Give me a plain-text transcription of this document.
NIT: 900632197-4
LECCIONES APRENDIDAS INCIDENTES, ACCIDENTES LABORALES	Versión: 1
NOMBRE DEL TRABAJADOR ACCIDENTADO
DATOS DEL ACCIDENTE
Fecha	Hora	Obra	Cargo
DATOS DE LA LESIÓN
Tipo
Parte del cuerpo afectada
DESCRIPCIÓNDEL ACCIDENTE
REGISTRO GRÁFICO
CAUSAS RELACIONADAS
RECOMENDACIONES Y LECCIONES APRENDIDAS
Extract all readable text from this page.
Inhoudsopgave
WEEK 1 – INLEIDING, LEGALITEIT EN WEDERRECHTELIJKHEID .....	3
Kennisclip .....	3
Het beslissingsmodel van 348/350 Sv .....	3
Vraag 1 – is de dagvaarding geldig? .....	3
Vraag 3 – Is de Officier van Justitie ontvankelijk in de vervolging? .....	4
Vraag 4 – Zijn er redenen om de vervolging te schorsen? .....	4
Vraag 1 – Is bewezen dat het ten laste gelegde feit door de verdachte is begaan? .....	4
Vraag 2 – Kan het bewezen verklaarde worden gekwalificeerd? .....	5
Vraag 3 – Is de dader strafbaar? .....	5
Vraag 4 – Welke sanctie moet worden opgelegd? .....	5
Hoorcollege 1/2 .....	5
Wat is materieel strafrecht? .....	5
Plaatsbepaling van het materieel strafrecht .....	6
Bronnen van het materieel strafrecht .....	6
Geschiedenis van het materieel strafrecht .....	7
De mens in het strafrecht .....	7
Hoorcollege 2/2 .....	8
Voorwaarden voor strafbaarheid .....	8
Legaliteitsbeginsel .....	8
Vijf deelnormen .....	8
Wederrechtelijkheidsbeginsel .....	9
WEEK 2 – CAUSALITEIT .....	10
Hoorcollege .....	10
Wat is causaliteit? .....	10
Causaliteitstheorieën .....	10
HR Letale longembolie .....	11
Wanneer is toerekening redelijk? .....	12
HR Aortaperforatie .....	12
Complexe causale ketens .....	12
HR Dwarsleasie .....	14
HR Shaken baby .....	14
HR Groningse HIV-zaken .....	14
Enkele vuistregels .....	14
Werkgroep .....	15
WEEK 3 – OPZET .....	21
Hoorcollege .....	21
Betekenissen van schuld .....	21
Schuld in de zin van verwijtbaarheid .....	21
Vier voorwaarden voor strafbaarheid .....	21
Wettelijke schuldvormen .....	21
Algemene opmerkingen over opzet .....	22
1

> [Task to complete] Would you write down every record again, exactly?

> [Expected answer]
Give me a plain-text transcription of this document.
NIT: 900632197-4
LECCIONES APRENDIDAS INCIDENTES, ACCIDENTES LABORALES	Versión: 1
NOMBRE DEL TRABAJADOR ACCIDENTADO
DATOS DEL ACCIDENTE
Fecha	Hora	Obra	Cargo
DATOS DE LA LESIÓN
Tipo
Parte del cuerpo afectada
DESCRIPCIÓNDEL ACCIDENTE
REGISTRO GRÁFICO
CAUSAS RELACIONADAS
RECOMENDACIONES Y LECCIONES APRENDIDAS
Extract all readable text from this page.
Inhoudsopgave
WEEK 1 – INLEIDING, LEGALITEIT EN WEDERRECHTELIJKHEID .....	3
Kennisclip .....	3
Het beslissingsmodel van 348/350 Sv .....	3
Vraag 1 – is de dagvaarding geldig? .....	3
Vraag 3 – Is de Officier van Justitie ontvankelijk in de vervolging? .....	4
Vraag 4 – Zijn er redenen om de vervolging te schorsen? .....	4
Vraag 1 – Is bewezen dat het ten laste gelegde feit door de verdachte is begaan? .....	4
Vraag 2 – Kan het bewezen verklaarde worden gekwalificeerd? .....	5
Vraag 3 – Is de dader strafbaar? .....	5
Vraag 4 – Welke sanctie moet worden opgelegd? .....	5
Hoorcollege 1/2 .....	5
Wat is materieel strafrecht? .....	5
Plaatsbepaling van het materieel strafrecht .....	6
Bronnen van het materieel strafrecht .....	6
Geschiedenis van het materieel strafrecht .....	7
De mens in het strafrecht .....	7
Hoorcollege 2/2 .....	8
Voorwaarden voor strafbaarheid .....	8
Legaliteitsbeginsel .....	8
Vijf deelnormen .....	8
Wederrechtelijkheidsbeginsel .....	9
WEEK 2 – CAUSALITEIT .....	10
Hoorcollege .....	10
Wat is causaliteit? .....	10
Causaliteitstheorieën .....	10
HR Letale longembolie .....	11
Wanneer is toerekening redelijk? .....	12
HR Aortaperforatie .....	12
Complexe causale ketens .....	12
HR Dwarsleasie .....	14
HR Shaken baby .....	14
HR Groningse HIV-zaken .....	14
Enkele vuistregels .....	14
Werkgroep .....	15
WEEK 3 – OPZET .....	21
Hoorcollege .....	21
Betekenissen van schuld .....	21
Schuld in de zin van verwijtbaarheid .....	21
Vier voorwaarden voor strafbaarheid .....	21
Wettelijke schuldvormen .....	21
Algemene opmerkingen over opzet .....	22
1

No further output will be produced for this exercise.